Exercise: Print all of the entries exactly, minus the pictures.

Records provided:
-- Begin --

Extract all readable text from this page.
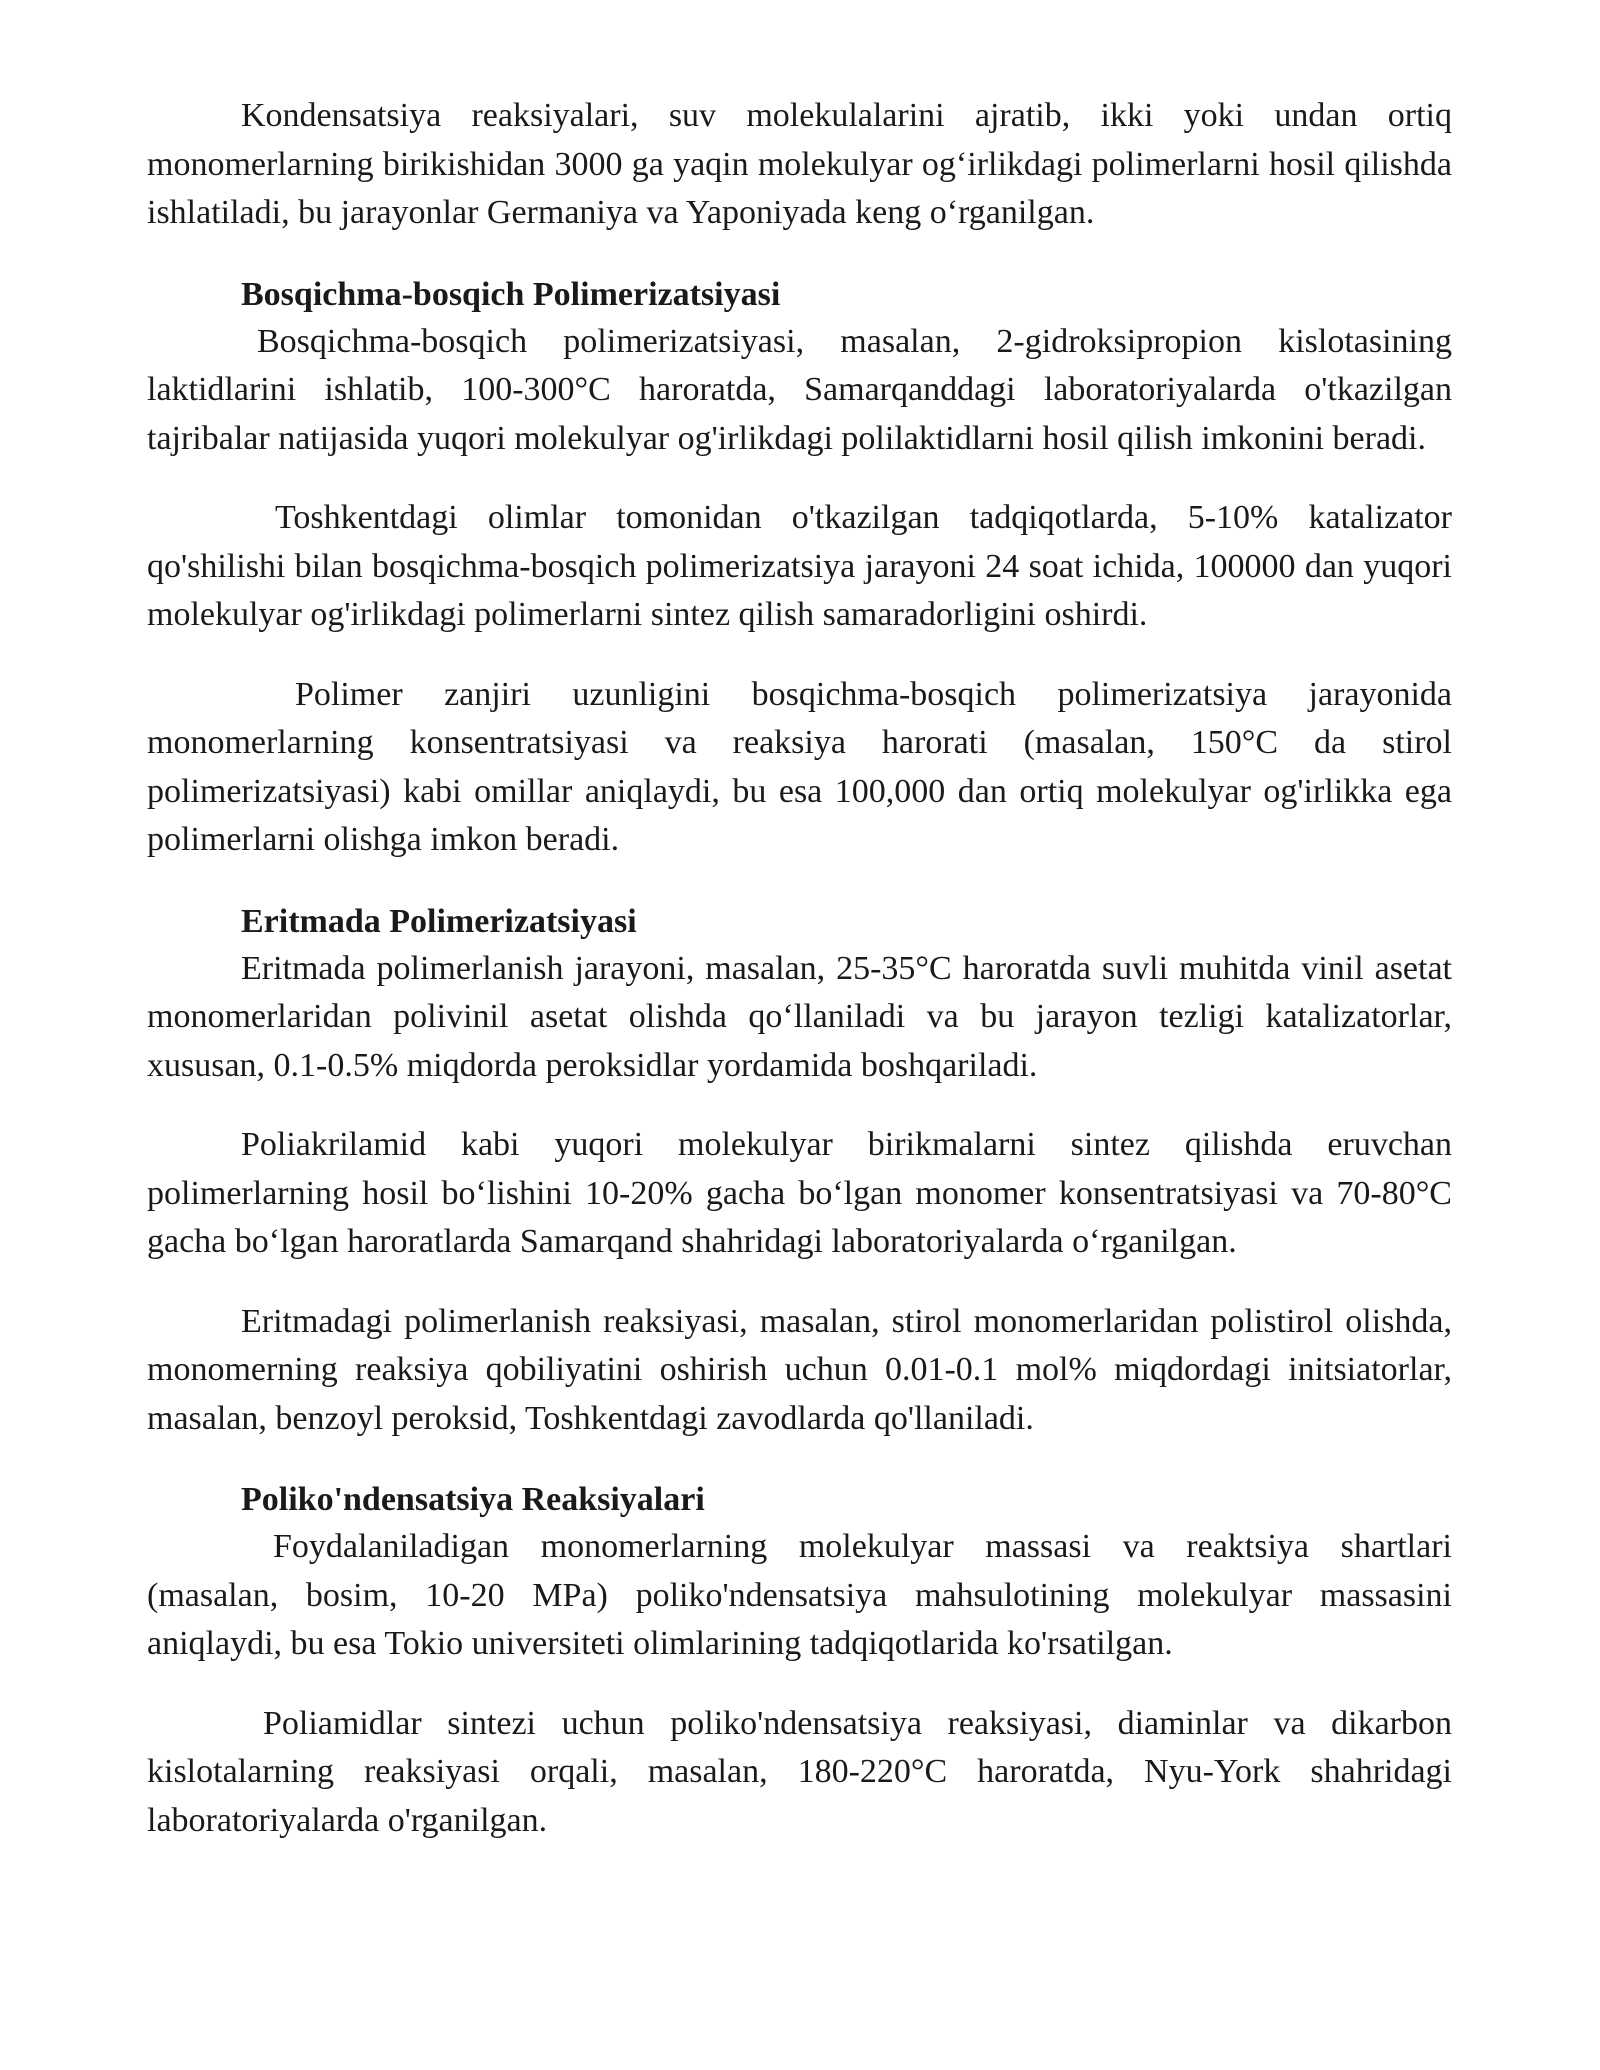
Kondensatsiya reaksiyalari, suv molekulalarini ajratib, ikki yoki undan ortiq monomerlarning birikishidan 3000 ga yaqin molekulyar og‘irlikdagi polimerlarni hosil qilishda ishlatiladi, bu jarayonlar Germaniya va Yaponiyada keng o‘rganilgan.

Bosqichma-bosqich Polimerizatsiyasi

Bosqichma-bosqich polimerizatsiyasi, masalan, 2-gidroksipropion kislotasining laktidlarini ishlatib, 100-300°C haroratda, Samarqanddagi laboratoriyalarda o'tkazilgan tajribalar natijasida yuqori molekulyar og'irlikdagi polilaktidlarni hosil qilish imkonini beradi.

Toshkentdagi olimlar tomonidan o'tkazilgan tadqiqotlarda, 5-10% katalizator qo'shilishi bilan bosqichma-bosqich polimerizatsiya jarayoni 24 soat ichida, 100000 dan yuqori molekulyar og'irlikdagi polimerlarni sintez qilish samaradorligini oshirdi.

Polimer zanjiri uzunligini bosqichma-bosqich polimerizatsiya jarayonida monomerlarning konsentratsiyasi va reaksiya harorati (masalan, 150°C da stirol polimerizatsiyasi) kabi omillar aniqlaydi, bu esa 100,000 dan ortiq molekulyar og'irlikka ega polimerlarni olishga imkon beradi.

Eritmada Polimerizatsiyasi

Eritmada polimerlanish jarayoni, masalan, 25-35°C haroratda suvli muhitda vinil asetat monomerlaridan polivinil asetat olishda qo‘llaniladi va bu jarayon tezligi katalizatorlar, xususan, 0.1-0.5% miqdorda peroksidlar yordamida boshqariladi.

Poliakrilamid kabi yuqori molekulyar birikmalarni sintez qilishda eruvchan polimerlarning hosil bo‘lishini 10-20% gacha bo‘lgan monomer konsentratsiyasi va 70-80°C gacha bo‘lgan haroratlarda Samarqand shahridagi laboratoriyalarda o‘rganilgan.

Eritmadagi polimerlanish reaksiyasi, masalan, stirol monomerlaridan polistirol olishda, monomerning reaksiya qobiliyatini oshirish uchun 0.01-0.1 mol% miqdordagi initsiatorlar, masalan, benzoyl peroksid, Toshkentdagi zavodlarda qo'llaniladi.

Poliko'ndensatsiya Reaksiyalari

Foydalaniladigan monomerlarning molekulyar massasi va reaktsiya shartlari (masalan, bosim, 10-20 MPa) poliko'ndensatsiya mahsulotining molekulyar massasini aniqlaydi, bu esa Tokio universiteti olimlarining tadqiqotlarida ko'rsatilgan.

Poliamidlar sintezi uchun poliko'ndensatsiya reaksiyasi, diaminlar va dikarbon kislotalarning reaksiyasi orqali, masalan, 180-220°C haroratda, Nyu-York shahridagi laboratoriyalarda o'rganilgan.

-- End --

Problem solution:
Extract all readable text from this page.
Kondensatsiya reaksiyalari, suv molekulalarini ajratib, ikki yoki undan ortiq monomerlarning birikishidan 3000 ga yaqin molekulyar og‘irlikdagi polimerlarni hosil qilishda ishlatiladi, bu jarayonlar Germaniya va Yaponiyada keng o‘rganilgan.

Bosqichma-bosqich Polimerizatsiyasi

Bosqichma-bosqich polimerizatsiyasi, masalan, 2-gidroksipropion kislotasining laktidlarini ishlatib, 100-300°C haroratda, Samarqanddagi laboratoriyalarda o'tkazilgan tajribalar natijasida yuqori molekulyar og'irlikdagi polilaktidlarni hosil qilish imkonini beradi.

Toshkentdagi olimlar tomonidan o'tkazilgan tadqiqotlarda, 5-10% katalizator qo'shilishi bilan bosqichma-bosqich polimerizatsiya jarayoni 24 soat ichida, 100000 dan yuqori molekulyar og'irlikdagi polimerlarni sintez qilish samaradorligini oshirdi.

Polimer zanjiri uzunligini bosqichma-bosqich polimerizatsiya jarayonida monomerlarning konsentratsiyasi va reaksiya harorati (masalan, 150°C da stirol polimerizatsiyasi) kabi omillar aniqlaydi, bu esa 100,000 dan ortiq molekulyar og'irlikka ega polimerlarni olishga imkon beradi.

Eritmada Polimerizatsiyasi

Eritmada polimerlanish jarayoni, masalan, 25-35°C haroratda suvli muhitda vinil asetat monomerlaridan polivinil asetat olishda qo‘llaniladi va bu jarayon tezligi katalizatorlar, xususan, 0.1-0.5% miqdorda peroksidlar yordamida boshqariladi.

Poliakrilamid kabi yuqori molekulyar birikmalarni sintez qilishda eruvchan polimerlarning hosil bo‘lishini 10-20% gacha bo‘lgan monomer konsentratsiyasi va 70-80°C gacha bo‘lgan haroratlarda Samarqand shahridagi laboratoriyalarda o‘rganilgan.

Eritmadagi polimerlanish reaksiyasi, masalan, stirol monomerlaridan polistirol olishda, monomerning reaksiya qobiliyatini oshirish uchun 0.01-0.1 mol% miqdordagi initsiatorlar, masalan, benzoyl peroksid, Toshkentdagi zavodlarda qo'llaniladi.

Poliko'ndensatsiya Reaksiyalari

Foydalaniladigan monomerlarning molekulyar massasi va reaktsiya shartlari (masalan, bosim, 10-20 MPa) poliko'ndensatsiya mahsulotining molekulyar massasini aniqlaydi, bu esa Tokio universiteti olimlarining tadqiqotlarida ko'rsatilgan.

Poliamidlar sintezi uchun poliko'ndensatsiya reaksiyasi, diaminlar va dikarbon kislotalarning reaksiyasi orqali, masalan, 180-220°C haroratda, Nyu-York shahridagi laboratoriyalarda o'rganilgan.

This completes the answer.